# [GIVEN EXERCISE]
Give the listing below again in full, exactly as written.

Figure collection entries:
/---

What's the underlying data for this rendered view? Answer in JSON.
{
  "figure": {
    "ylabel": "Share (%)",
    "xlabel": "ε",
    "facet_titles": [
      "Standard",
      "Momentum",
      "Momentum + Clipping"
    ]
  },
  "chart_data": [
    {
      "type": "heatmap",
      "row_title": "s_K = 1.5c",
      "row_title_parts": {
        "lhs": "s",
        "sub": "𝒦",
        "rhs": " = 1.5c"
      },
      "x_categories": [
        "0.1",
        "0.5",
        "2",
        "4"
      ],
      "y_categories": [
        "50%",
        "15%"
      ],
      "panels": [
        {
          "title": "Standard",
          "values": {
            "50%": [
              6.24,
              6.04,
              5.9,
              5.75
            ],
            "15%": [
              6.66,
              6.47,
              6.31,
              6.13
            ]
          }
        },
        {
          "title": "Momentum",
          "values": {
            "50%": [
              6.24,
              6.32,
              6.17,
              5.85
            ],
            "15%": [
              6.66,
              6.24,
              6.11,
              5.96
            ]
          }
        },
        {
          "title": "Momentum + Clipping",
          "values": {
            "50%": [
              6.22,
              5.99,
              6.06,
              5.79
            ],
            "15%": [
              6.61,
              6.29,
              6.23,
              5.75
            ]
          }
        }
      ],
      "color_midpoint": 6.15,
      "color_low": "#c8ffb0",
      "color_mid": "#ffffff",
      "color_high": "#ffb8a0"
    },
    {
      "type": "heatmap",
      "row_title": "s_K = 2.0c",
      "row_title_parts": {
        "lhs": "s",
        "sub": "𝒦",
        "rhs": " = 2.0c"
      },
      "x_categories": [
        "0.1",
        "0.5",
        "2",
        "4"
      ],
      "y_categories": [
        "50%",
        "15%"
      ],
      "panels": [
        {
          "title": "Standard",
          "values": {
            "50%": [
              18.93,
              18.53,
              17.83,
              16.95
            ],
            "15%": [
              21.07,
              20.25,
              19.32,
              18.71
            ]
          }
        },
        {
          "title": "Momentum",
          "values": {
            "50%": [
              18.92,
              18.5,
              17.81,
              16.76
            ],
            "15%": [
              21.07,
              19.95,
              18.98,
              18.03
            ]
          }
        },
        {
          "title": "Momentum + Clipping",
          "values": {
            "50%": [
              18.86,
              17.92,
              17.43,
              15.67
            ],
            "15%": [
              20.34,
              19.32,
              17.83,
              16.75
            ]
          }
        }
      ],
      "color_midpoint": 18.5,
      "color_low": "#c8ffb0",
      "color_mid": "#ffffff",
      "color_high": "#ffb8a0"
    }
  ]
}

\---

# [FULL SOLUTION]
What's the underlying data for this rendered view? Answer in JSON.
{
  "figure": {
    "ylabel": "Share (%)",
    "xlabel": "ε",
    "facet_titles": [
      "Standard",
      "Momentum",
      "Momentum + Clipping"
    ]
  },
  "chart_data": [
    {
      "type": "heatmap",
      "row_title": "s_K = 1.5c",
      "row_title_parts": {
        "lhs": "s",
        "sub": "𝒦",
        "rhs": " = 1.5c"
      },
      "x_categories": [
        "0.1",
        "0.5",
        "2",
        "4"
      ],
      "y_categories": [
        "50%",
        "15%"
      ],
      "panels": [
        {
          "title": "Standard",
          "values": {
            "50%": [
              6.24,
              6.04,
              5.9,
              5.75
            ],
            "15%": [
              6.66,
              6.47,
              6.31,
              6.13
            ]
          }
        },
        {
          "title": "Momentum",
          "values": {
            "50%": [
              6.24,
              6.32,
              6.17,
              5.85
            ],
            "15%": [
              6.66,
              6.24,
              6.11,
              5.96
            ]
          }
        },
        {
          "title": "Momentum + Clipping",
          "values": {
            "50%": [
              6.22,
              5.99,
              6.06,
              5.79
            ],
            "15%": [
              6.61,
              6.29,
              6.23,
              5.75
            ]
          }
        }
      ],
      "color_midpoint": 6.15,
      "color_low": "#c8ffb0",
      "color_mid": "#ffffff",
      "color_high": "#ffb8a0"
    },
    {
      "type": "heatmap",
      "row_title": "s_K = 2.0c",
      "row_title_parts": {
        "lhs": "s",
        "sub": "𝒦",
        "rhs": " = 2.0c"
      },
      "x_categories": [
        "0.1",
        "0.5",
        "2",
        "4"
      ],
      "y_categories": [
        "50%",
        "15%"
      ],
      "panels": [
        {
          "title": "Standard",
          "values": {
            "50%": [
              18.93,
              18.53,
              17.83,
              16.95
            ],
            "15%": [
              21.07,
              20.25,
              19.32,
              18.71
            ]
          }
        },
        {
          "title": "Momentum",
          "values": {
            "50%": [
              18.92,
              18.5,
              17.81,
              16.76
            ],
            "15%": [
              21.07,
              19.95,
              18.98,
              18.03
            ]
          }
        },
        {
          "title": "Momentum + Clipping",
          "values": {
            "50%": [
              18.86,
              17.92,
              17.43,
              15.67
            ],
            "15%": [
              20.34,
              19.32,
              17.83,
              16.75
            ]
          }
        }
      ],
      "color_midpoint": 18.5,
      "color_low": "#c8ffb0",
      "color_mid": "#ffffff",
      "color_high": "#ffb8a0"
    }
  ]
}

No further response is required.